▶ [Problem to solve]:
Transcribe every record that appears below, exactly and in full.
[Start of The data]
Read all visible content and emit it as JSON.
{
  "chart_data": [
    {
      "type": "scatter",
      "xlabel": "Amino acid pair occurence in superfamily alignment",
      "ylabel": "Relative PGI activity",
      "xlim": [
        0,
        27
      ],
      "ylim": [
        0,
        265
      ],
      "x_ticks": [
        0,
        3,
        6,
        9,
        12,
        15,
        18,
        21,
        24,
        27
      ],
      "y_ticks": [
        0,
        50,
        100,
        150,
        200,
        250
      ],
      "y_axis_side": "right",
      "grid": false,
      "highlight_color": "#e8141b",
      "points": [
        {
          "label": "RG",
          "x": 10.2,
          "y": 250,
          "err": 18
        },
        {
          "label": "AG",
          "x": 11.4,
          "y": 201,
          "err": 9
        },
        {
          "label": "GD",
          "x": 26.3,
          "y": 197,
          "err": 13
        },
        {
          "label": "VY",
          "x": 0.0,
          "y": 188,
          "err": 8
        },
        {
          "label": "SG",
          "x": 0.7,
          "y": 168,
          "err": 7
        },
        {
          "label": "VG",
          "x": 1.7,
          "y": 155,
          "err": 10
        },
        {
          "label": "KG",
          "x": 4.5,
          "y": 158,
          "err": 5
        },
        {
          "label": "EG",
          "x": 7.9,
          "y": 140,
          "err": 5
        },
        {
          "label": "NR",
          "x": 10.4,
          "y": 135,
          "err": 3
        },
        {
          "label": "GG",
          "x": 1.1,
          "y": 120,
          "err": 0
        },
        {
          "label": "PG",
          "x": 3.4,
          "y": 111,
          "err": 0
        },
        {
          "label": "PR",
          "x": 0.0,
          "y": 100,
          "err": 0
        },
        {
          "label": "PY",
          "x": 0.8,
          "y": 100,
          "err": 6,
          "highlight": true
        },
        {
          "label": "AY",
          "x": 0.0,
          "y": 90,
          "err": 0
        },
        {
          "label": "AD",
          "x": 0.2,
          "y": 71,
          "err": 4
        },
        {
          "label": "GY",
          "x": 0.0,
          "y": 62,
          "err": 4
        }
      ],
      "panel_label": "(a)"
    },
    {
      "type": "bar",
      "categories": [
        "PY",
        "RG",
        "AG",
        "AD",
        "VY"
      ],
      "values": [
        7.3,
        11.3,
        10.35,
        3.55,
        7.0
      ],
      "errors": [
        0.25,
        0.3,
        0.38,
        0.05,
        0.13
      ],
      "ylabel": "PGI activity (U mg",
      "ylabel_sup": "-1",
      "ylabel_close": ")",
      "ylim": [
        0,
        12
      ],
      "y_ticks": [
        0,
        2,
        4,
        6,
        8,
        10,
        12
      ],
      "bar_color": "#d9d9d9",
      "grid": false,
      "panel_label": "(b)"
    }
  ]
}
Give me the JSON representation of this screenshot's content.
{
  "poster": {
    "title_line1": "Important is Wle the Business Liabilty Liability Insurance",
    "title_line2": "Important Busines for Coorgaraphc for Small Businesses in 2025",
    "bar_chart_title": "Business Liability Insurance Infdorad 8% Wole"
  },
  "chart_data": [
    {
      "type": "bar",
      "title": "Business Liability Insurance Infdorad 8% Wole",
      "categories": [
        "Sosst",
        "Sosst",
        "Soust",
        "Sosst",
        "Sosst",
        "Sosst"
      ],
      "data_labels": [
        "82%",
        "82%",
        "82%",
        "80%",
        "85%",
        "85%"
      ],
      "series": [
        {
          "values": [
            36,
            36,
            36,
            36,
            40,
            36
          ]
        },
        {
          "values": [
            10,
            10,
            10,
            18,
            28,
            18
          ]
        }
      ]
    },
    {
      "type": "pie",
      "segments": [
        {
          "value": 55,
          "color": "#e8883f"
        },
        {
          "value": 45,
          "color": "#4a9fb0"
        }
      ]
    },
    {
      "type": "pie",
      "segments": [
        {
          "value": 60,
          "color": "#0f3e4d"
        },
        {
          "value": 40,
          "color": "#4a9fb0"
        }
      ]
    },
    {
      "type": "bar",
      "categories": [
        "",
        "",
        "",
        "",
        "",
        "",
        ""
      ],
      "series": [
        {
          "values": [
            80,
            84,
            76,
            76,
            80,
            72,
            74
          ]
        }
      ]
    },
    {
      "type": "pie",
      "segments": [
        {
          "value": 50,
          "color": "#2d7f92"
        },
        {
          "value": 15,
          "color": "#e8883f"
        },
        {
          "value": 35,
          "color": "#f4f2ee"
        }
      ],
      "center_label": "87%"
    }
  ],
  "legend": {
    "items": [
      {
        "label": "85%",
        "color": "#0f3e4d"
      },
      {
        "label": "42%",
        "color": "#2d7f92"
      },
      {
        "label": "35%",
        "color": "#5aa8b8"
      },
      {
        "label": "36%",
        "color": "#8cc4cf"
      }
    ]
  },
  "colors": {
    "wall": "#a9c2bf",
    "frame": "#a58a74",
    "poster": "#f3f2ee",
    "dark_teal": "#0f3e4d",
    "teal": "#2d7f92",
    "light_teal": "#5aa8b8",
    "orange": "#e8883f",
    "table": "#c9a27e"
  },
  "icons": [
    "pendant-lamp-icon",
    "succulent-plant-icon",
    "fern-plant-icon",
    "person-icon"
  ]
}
[End of The data]
▶ [The result]:
Read all visible content and emit it as JSON.
{
  "chart_data": [
    {
      "type": "scatter",
      "xlabel": "Amino acid pair occurence in superfamily alignment",
      "ylabel": "Relative PGI activity",
      "xlim": [
        0,
        27
      ],
      "ylim": [
        0,
        265
      ],
      "x_ticks": [
        0,
        3,
        6,
        9,
        12,
        15,
        18,
        21,
        24,
        27
      ],
      "y_ticks": [
        0,
        50,
        100,
        150,
        200,
        250
      ],
      "y_axis_side": "right",
      "grid": false,
      "highlight_color": "#e8141b",
      "points": [
        {
          "label": "RG",
          "x": 10.2,
          "y": 250,
          "err": 18
        },
        {
          "label": "AG",
          "x": 11.4,
          "y": 201,
          "err": 9
        },
        {
          "label": "GD",
          "x": 26.3,
          "y": 197,
          "err": 13
        },
        {
          "label": "VY",
          "x": 0.0,
          "y": 188,
          "err": 8
        },
        {
          "label": "SG",
          "x": 0.7,
          "y": 168,
          "err": 7
        },
        {
          "label": "VG",
          "x": 1.7,
          "y": 155,
          "err": 10
        },
        {
          "label": "KG",
          "x": 4.5,
          "y": 158,
          "err": 5
        },
        {
          "label": "EG",
          "x": 7.9,
          "y": 140,
          "err": 5
        },
        {
          "label": "NR",
          "x": 10.4,
          "y": 135,
          "err": 3
        },
        {
          "label": "GG",
          "x": 1.1,
          "y": 120,
          "err": 0
        },
        {
          "label": "PG",
          "x": 3.4,
          "y": 111,
          "err": 0
        },
        {
          "label": "PR",
          "x": 0.0,
          "y": 100,
          "err": 0
        },
        {
          "label": "PY",
          "x": 0.8,
          "y": 100,
          "err": 6,
          "highlight": true
        },
        {
          "label": "AY",
          "x": 0.0,
          "y": 90,
          "err": 0
        },
        {
          "label": "AD",
          "x": 0.2,
          "y": 71,
          "err": 4
        },
        {
          "label": "GY",
          "x": 0.0,
          "y": 62,
          "err": 4
        }
      ],
      "panel_label": "(a)"
    },
    {
      "type": "bar",
      "categories": [
        "PY",
        "RG",
        "AG",
        "AD",
        "VY"
      ],
      "values": [
        7.3,
        11.3,
        10.35,
        3.55,
        7.0
      ],
      "errors": [
        0.25,
        0.3,
        0.38,
        0.05,
        0.13
      ],
      "ylabel": "PGI activity (U mg",
      "ylabel_sup": "-1",
      "ylabel_close": ")",
      "ylim": [
        0,
        12
      ],
      "y_ticks": [
        0,
        2,
        4,
        6,
        8,
        10,
        12
      ],
      "bar_color": "#d9d9d9",
      "grid": false,
      "panel_label": "(b)"
    }
  ]
}
Give me the JSON representation of this screenshot's content.
{
  "poster": {
    "title_line1": "Important is Wle the Business Liabilty Liability Insurance",
    "title_line2": "Important Busines for Coorgaraphc for Small Businesses in 2025",
    "bar_chart_title": "Business Liability Insurance Infdorad 8% Wole"
  },
  "chart_data": [
    {
      "type": "bar",
      "title": "Business Liability Insurance Infdorad 8% Wole",
      "categories": [
        "Sosst",
        "Sosst",
        "Soust",
        "Sosst",
        "Sosst",
        "Sosst"
      ],
      "data_labels": [
        "82%",
        "82%",
        "82%",
        "80%",
        "85%",
        "85%"
      ],
      "series": [
        {
          "values": [
            36,
            36,
            36,
            36,
            40,
            36
          ]
        },
        {
          "values": [
            10,
            10,
            10,
            18,
            28,
            18
          ]
        }
      ]
    },
    {
      "type": "pie",
      "segments": [
        {
          "value": 55,
          "color": "#e8883f"
        },
        {
          "value": 45,
          "color": "#4a9fb0"
        }
      ]
    },
    {
      "type": "pie",
      "segments": [
        {
          "value": 60,
          "color": "#0f3e4d"
        },
        {
          "value": 40,
          "color": "#4a9fb0"
        }
      ]
    },
    {
      "type": "bar",
      "categories": [
        "",
        "",
        "",
        "",
        "",
        "",
        ""
      ],
      "series": [
        {
          "values": [
            80,
            84,
            76,
            76,
            80,
            72,
            74
          ]
        }
      ]
    },
    {
      "type": "pie",
      "segments": [
        {
          "value": 50,
          "color": "#2d7f92"
        },
        {
          "value": 15,
          "color": "#e8883f"
        },
        {
          "value": 35,
          "color": "#f4f2ee"
        }
      ],
      "center_label": "87%"
    }
  ],
  "legend": {
    "items": [
      {
        "label": "85%",
        "color": "#0f3e4d"
      },
      {
        "label": "42%",
        "color": "#2d7f92"
      },
      {
        "label": "35%",
        "color": "#5aa8b8"
      },
      {
        "label": "36%",
        "color": "#8cc4cf"
      }
    ]
  },
  "colors": {
    "wall": "#a9c2bf",
    "frame": "#a58a74",
    "poster": "#f3f2ee",
    "dark_teal": "#0f3e4d",
    "teal": "#2d7f92",
    "light_teal": "#5aa8b8",
    "orange": "#e8883f",
    "table": "#c9a27e"
  },
  "icons": [
    "pendant-lamp-icon",
    "succulent-plant-icon",
    "fern-plant-icon",
    "person-icon"
  ]
}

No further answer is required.